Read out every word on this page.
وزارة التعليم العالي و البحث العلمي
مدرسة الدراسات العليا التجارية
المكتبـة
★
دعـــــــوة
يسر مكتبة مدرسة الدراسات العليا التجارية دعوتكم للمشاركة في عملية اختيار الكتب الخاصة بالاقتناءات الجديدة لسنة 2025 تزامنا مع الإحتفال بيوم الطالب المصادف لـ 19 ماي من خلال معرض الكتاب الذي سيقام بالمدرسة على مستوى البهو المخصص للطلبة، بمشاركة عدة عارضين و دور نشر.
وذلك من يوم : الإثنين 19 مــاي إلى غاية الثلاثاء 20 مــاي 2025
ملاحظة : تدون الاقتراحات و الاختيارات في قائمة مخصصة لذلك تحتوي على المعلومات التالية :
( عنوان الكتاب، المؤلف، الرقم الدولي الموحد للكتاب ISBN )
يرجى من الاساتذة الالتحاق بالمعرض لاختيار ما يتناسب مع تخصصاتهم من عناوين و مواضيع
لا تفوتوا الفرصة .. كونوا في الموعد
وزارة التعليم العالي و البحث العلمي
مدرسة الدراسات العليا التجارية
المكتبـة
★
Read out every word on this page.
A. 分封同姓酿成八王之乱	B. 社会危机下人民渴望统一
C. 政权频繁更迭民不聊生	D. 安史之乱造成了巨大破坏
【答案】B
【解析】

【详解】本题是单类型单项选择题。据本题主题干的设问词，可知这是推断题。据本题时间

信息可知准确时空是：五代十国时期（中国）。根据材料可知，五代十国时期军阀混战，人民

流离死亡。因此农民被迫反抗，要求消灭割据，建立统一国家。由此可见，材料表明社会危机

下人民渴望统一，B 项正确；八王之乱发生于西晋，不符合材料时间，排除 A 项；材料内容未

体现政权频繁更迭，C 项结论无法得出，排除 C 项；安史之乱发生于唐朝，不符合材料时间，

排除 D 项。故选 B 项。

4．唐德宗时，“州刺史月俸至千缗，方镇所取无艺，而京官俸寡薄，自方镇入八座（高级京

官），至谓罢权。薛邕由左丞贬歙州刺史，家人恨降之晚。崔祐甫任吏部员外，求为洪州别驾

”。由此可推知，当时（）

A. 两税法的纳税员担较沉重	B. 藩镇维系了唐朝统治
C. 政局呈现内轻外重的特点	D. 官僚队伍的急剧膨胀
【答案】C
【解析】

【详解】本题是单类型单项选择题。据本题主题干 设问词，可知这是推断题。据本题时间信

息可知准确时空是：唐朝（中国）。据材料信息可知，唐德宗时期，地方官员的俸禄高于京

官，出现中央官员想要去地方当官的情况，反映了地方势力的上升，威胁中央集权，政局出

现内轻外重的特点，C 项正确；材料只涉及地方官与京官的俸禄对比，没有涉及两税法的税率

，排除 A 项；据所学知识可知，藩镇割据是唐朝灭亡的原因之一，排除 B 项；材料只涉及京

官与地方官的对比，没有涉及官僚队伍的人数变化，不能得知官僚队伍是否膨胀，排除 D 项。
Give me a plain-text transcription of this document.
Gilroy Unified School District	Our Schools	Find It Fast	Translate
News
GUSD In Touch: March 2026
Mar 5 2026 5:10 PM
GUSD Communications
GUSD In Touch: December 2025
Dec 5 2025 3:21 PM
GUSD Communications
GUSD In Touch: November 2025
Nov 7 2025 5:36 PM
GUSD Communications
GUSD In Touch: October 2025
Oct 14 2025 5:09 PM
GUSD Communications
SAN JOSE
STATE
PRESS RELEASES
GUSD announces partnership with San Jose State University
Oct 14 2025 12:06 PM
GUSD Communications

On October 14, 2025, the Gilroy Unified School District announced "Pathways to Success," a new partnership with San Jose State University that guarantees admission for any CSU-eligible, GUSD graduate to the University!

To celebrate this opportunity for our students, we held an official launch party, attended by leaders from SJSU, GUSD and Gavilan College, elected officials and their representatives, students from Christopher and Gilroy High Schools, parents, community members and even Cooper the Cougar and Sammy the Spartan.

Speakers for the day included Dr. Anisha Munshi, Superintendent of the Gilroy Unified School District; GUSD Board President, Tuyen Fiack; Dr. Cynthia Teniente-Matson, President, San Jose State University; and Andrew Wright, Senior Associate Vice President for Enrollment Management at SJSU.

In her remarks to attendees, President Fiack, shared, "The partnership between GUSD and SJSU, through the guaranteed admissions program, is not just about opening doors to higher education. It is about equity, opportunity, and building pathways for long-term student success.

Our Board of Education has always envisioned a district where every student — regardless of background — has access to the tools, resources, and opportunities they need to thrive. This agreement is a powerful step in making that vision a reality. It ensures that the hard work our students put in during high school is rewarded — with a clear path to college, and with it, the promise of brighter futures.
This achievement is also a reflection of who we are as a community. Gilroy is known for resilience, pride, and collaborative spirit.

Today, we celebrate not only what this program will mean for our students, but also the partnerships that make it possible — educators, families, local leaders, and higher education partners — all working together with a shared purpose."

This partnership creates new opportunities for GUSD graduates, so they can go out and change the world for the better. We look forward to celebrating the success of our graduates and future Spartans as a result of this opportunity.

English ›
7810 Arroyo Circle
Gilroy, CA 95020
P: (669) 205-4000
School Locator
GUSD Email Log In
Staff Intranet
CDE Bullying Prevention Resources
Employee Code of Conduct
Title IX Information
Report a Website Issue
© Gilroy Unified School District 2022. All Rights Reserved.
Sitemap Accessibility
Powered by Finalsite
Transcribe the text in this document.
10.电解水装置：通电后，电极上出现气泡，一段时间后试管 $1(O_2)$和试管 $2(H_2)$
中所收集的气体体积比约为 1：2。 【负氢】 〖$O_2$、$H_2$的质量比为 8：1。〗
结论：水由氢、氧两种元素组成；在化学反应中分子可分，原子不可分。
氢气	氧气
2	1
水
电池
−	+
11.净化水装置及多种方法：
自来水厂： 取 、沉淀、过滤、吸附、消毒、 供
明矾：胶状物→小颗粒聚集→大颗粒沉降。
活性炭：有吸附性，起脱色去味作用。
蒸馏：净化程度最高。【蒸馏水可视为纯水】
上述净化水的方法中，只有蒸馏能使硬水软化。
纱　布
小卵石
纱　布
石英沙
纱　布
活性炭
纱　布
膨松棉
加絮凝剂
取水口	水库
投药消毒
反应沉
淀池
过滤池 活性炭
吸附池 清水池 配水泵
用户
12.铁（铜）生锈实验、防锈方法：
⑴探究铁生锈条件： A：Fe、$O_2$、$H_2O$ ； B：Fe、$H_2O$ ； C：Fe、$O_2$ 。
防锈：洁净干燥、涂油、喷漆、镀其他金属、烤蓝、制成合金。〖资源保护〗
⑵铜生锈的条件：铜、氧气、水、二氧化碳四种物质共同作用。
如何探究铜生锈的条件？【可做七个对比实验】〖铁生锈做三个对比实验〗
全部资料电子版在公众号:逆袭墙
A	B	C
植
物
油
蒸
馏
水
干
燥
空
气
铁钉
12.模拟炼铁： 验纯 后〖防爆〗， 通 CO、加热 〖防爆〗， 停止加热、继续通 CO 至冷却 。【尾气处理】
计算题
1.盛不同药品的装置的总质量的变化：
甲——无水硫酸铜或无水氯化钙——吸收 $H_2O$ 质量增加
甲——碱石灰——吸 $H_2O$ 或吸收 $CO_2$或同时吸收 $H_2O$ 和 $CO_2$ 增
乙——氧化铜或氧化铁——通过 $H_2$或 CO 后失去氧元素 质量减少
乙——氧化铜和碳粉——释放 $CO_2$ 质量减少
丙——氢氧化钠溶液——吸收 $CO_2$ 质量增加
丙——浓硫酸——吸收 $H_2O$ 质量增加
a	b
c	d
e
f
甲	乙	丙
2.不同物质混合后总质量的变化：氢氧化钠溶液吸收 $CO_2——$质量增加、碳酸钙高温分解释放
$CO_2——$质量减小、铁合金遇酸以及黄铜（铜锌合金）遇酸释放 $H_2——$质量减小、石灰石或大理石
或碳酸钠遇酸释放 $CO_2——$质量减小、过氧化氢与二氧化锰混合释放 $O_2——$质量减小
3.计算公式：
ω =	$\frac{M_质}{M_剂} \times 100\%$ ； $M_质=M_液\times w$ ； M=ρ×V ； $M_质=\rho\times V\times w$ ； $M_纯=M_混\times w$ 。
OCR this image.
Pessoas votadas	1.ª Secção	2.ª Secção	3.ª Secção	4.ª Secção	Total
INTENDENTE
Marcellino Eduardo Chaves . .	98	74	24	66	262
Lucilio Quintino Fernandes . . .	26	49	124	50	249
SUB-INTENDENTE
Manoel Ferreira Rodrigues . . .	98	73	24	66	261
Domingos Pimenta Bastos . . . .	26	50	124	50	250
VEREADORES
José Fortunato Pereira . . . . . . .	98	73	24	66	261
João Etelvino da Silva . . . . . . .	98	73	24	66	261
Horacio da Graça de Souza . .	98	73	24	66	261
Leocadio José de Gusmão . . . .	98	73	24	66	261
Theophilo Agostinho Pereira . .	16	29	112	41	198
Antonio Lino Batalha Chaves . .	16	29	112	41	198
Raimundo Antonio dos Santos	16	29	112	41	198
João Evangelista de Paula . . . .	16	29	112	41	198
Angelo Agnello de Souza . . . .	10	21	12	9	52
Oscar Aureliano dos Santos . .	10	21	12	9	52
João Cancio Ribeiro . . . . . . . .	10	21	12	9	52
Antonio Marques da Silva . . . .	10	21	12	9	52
━━━━━━━━━━━━━━━━
EXERCISE GOAL:
From the material above, gather all lines that include the string "Silva" and copy them.

RESPONSE BELOW:
João Etelvino da Silva . . . . . . .	98	73	24	66	261
Antonio Marques da Silva . . . .	10	21	12	9	52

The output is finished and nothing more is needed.